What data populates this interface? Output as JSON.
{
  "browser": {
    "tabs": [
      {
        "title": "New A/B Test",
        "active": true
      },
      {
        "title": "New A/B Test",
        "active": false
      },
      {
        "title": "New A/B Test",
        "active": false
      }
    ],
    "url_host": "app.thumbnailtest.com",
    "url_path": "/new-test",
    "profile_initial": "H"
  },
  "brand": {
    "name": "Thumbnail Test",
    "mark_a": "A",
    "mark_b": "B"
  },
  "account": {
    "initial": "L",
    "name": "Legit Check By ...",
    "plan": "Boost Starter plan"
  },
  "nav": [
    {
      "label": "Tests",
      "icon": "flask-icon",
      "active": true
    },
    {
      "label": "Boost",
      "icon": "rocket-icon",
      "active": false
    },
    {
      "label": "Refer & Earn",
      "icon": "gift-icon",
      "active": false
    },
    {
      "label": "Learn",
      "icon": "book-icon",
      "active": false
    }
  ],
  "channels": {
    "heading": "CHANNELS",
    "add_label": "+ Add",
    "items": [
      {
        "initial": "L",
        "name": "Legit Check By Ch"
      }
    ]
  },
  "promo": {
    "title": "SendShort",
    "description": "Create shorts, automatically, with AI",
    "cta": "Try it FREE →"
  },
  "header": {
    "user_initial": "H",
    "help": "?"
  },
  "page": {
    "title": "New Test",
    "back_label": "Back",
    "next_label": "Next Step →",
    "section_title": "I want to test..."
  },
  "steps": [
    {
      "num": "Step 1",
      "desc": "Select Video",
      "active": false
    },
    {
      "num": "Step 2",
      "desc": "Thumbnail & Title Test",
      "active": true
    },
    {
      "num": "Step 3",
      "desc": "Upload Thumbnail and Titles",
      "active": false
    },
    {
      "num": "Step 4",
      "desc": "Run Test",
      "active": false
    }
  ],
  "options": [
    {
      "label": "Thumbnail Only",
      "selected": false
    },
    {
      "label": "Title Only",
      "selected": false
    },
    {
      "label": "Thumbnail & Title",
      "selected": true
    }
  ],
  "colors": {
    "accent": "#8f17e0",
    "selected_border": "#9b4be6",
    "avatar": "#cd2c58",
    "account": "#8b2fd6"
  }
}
-------
### Directions for this task
Print the records above in full, exactly.

### Solution for this task
What data populates this interface? Output as JSON.
{
  "browser": {
    "tabs": [
      {
        "title": "New A/B Test",
        "active": true
      },
      {
        "title": "New A/B Test",
        "active": false
      },
      {
        "title": "New A/B Test",
        "active": false
      }
    ],
    "url_host": "app.thumbnailtest.com",
    "url_path": "/new-test",
    "profile_initial": "H"
  },
  "brand": {
    "name": "Thumbnail Test",
    "mark_a": "A",
    "mark_b": "B"
  },
  "account": {
    "initial": "L",
    "name": "Legit Check By ...",
    "plan": "Boost Starter plan"
  },
  "nav": [
    {
      "label": "Tests",
      "icon": "flask-icon",
      "active": true
    },
    {
      "label": "Boost",
      "icon": "rocket-icon",
      "active": false
    },
    {
      "label": "Refer & Earn",
      "icon": "gift-icon",
      "active": false
    },
    {
      "label": "Learn",
      "icon": "book-icon",
      "active": false
    }
  ],
  "channels": {
    "heading": "CHANNELS",
    "add_label": "+ Add",
    "items": [
      {
        "initial": "L",
        "name": "Legit Check By Ch"
      }
    ]
  },
  "promo": {
    "title": "SendShort",
    "description": "Create shorts, automatically, with AI",
    "cta": "Try it FREE →"
  },
  "header": {
    "user_initial": "H",
    "help": "?"
  },
  "page": {
    "title": "New Test",
    "back_label": "Back",
    "next_label": "Next Step →",
    "section_title": "I want to test..."
  },
  "steps": [
    {
      "num": "Step 1",
      "desc": "Select Video",
      "active": false
    },
    {
      "num": "Step 2",
      "desc": "Thumbnail & Title Test",
      "active": true
    },
    {
      "num": "Step 3",
      "desc": "Upload Thumbnail and Titles",
      "active": false
    },
    {
      "num": "Step 4",
      "desc": "Run Test",
      "active": false
    }
  ],
  "options": [
    {
      "label": "Thumbnail Only",
      "selected": false
    },
    {
      "label": "Title Only",
      "selected": false
    },
    {
      "label": "Thumbnail & Title",
      "selected": true
    }
  ],
  "colors": {
    "accent": "#8f17e0",
    "selected_border": "#9b4be6",
    "avatar": "#cd2c58",
    "account": "#8b2fd6"
  }
}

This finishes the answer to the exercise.